§ **What is required**
Copy all lines in which the word "contenu" can be found.

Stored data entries
▼
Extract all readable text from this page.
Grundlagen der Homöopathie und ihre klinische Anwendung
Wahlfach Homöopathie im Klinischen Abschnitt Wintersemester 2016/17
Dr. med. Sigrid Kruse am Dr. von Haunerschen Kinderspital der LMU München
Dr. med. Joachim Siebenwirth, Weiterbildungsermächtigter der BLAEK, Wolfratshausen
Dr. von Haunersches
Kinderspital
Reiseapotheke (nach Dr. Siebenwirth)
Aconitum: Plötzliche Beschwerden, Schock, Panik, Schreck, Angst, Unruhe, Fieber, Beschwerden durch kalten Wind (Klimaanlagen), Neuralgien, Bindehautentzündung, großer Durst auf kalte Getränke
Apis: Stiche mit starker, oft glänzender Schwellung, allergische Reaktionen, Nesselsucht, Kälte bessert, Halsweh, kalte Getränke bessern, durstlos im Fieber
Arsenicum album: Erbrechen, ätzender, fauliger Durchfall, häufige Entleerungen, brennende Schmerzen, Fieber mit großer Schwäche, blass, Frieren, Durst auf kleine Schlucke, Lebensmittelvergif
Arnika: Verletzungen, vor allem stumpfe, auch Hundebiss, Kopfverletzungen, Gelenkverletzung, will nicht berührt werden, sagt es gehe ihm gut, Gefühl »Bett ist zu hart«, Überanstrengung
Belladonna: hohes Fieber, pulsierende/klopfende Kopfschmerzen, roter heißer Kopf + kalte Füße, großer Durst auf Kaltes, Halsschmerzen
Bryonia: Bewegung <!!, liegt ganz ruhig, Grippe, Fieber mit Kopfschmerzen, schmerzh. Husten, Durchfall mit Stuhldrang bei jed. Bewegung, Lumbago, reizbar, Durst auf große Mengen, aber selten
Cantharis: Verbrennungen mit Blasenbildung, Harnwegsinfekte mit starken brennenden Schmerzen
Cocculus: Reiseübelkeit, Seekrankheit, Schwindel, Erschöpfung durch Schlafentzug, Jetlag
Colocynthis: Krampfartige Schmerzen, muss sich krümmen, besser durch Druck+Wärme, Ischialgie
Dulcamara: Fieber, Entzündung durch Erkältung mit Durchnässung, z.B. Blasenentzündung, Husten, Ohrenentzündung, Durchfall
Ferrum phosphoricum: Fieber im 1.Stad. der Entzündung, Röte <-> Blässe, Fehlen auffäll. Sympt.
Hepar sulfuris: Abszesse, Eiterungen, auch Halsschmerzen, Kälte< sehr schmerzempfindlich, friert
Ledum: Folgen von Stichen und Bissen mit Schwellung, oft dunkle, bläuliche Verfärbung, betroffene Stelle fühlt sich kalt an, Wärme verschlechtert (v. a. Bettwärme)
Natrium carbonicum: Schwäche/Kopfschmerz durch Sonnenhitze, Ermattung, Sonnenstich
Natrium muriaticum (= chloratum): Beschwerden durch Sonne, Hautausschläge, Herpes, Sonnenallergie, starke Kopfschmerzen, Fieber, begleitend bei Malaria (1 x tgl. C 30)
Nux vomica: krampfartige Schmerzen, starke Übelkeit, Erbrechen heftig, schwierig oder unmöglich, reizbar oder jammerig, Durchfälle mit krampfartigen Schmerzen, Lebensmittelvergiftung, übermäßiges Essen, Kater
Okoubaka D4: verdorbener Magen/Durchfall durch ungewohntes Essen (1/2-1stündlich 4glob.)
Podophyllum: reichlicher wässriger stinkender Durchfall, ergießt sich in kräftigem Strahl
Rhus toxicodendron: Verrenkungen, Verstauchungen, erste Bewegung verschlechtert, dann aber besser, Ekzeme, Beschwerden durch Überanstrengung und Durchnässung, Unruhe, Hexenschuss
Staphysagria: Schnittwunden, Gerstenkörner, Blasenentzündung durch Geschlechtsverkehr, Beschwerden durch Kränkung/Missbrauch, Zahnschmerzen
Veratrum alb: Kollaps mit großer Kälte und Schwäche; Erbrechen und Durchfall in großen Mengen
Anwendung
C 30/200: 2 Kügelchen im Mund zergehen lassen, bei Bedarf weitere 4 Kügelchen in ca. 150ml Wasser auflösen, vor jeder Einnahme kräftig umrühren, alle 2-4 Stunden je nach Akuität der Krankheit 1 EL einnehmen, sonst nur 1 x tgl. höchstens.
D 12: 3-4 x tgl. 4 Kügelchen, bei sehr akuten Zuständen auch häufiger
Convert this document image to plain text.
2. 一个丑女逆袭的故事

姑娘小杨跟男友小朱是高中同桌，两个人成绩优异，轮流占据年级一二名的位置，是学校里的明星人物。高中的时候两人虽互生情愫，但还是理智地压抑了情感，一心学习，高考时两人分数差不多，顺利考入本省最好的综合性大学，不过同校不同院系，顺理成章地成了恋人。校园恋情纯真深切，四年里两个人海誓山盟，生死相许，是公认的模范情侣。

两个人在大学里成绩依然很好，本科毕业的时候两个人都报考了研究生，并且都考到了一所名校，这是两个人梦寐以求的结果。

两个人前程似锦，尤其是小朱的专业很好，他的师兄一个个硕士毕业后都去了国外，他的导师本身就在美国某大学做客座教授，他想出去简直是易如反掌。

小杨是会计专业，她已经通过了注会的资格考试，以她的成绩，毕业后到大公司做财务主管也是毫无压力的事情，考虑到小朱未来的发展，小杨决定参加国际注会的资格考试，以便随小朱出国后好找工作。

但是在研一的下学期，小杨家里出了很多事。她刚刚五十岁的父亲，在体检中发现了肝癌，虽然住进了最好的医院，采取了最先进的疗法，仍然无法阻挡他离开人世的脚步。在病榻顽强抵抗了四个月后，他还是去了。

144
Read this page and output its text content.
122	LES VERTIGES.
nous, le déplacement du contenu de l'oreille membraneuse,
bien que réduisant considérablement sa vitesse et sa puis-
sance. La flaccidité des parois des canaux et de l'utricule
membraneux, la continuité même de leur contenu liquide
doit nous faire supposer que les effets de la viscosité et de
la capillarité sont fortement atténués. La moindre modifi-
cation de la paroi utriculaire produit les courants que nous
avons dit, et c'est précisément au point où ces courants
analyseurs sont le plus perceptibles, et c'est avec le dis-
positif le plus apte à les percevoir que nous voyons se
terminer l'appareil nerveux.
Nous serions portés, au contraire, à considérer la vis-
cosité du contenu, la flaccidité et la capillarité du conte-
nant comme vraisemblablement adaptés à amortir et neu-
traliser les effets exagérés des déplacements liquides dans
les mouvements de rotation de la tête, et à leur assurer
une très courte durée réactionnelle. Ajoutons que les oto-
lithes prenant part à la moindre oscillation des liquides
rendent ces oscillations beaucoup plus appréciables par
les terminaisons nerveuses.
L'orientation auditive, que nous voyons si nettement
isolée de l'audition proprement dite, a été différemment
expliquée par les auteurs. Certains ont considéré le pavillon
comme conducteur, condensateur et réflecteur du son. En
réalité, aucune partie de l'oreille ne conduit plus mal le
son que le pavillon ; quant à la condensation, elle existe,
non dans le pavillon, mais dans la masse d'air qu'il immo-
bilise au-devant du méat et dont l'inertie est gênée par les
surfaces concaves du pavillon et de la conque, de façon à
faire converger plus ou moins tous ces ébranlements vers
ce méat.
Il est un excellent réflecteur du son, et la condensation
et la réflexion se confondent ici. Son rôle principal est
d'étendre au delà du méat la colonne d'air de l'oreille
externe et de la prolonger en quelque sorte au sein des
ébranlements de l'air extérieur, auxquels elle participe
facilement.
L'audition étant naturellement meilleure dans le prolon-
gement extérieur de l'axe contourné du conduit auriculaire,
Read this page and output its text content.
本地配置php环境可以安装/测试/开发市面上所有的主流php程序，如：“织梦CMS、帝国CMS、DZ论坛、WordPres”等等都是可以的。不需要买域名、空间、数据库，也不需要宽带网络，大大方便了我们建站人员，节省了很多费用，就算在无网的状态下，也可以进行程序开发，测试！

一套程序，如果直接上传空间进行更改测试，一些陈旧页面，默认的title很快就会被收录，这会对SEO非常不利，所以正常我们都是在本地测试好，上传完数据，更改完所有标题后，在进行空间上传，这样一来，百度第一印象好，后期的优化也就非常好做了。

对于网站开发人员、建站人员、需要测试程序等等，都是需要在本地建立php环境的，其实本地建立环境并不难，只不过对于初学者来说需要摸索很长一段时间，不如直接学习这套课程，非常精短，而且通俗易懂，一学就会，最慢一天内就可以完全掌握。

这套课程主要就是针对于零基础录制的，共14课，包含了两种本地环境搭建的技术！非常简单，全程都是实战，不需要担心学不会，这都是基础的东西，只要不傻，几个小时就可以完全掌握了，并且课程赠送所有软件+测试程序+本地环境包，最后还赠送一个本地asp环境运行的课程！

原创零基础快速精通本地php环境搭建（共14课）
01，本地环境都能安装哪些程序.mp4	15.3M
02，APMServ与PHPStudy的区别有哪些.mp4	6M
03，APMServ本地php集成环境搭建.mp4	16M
▲
§ **Worked solution**
nous, le déplacement du contenu de l'oreille membraneuse,
membraneux, la continuité même de leur contenu liquide
cosité du contenu, la flaccidité et la capillarité du conte-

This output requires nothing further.